### Supplied material:
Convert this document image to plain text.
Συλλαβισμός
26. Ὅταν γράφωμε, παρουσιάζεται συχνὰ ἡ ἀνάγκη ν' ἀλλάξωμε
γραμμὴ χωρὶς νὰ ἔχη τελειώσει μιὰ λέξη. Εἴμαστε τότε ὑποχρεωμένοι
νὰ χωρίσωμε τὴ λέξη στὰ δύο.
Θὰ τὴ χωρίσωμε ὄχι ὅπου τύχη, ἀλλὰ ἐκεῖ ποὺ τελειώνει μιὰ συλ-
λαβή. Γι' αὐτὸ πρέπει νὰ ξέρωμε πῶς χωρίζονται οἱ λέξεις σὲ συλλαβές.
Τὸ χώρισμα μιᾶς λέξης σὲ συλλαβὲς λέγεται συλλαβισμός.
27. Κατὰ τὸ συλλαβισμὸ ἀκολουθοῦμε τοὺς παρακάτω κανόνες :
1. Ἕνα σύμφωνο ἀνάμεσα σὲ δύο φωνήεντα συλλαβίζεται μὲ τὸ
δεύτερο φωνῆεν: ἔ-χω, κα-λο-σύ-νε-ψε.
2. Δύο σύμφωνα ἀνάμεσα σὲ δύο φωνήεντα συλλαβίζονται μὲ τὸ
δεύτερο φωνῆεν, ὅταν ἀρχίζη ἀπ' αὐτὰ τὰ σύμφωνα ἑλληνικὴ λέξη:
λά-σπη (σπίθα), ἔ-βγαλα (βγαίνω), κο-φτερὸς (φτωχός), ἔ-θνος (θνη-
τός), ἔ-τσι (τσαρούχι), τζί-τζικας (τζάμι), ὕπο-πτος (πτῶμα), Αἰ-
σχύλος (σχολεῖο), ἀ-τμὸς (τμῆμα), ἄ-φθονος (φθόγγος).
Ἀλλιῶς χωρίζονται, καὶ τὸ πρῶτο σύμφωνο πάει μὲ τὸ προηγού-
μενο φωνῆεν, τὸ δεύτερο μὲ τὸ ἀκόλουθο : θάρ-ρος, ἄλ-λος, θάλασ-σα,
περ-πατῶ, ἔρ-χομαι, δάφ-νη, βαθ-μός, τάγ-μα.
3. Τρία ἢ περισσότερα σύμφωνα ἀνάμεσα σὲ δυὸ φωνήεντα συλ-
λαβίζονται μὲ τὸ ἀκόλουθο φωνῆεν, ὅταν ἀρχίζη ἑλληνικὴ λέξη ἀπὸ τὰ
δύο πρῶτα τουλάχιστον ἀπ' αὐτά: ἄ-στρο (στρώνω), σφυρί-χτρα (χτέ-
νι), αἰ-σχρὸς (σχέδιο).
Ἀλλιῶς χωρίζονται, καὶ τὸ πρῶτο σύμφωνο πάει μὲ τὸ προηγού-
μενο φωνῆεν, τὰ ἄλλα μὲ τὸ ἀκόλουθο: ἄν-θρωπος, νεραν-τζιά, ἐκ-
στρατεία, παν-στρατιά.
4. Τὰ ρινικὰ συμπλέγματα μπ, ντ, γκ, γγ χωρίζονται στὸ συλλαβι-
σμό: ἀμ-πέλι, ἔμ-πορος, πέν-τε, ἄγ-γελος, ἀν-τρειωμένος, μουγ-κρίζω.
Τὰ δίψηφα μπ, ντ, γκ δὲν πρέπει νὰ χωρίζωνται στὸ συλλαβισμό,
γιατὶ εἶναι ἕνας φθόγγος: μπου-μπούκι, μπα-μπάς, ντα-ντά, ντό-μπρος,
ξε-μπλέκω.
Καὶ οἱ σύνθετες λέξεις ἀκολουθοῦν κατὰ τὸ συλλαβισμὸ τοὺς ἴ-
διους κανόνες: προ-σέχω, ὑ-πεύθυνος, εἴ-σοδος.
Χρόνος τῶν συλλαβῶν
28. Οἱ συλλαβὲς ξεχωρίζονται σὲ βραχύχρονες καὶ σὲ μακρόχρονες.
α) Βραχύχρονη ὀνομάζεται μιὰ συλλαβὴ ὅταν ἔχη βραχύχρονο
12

### Given request:
Find the word "μενο" in the data and show each line that holds it.

### Task response:
μενο φωνῆεν, τὸ δεύτερο μὲ τὸ ἀκόλουθο : θάρ-ρος, ἄλ-λος, θάλασ-σα,
μενο φωνῆεν, τὰ ἄλλα μὲ τὸ ἀκόλουθο: ἄν-θρωπος, νεραν-τζιά, ἐκ-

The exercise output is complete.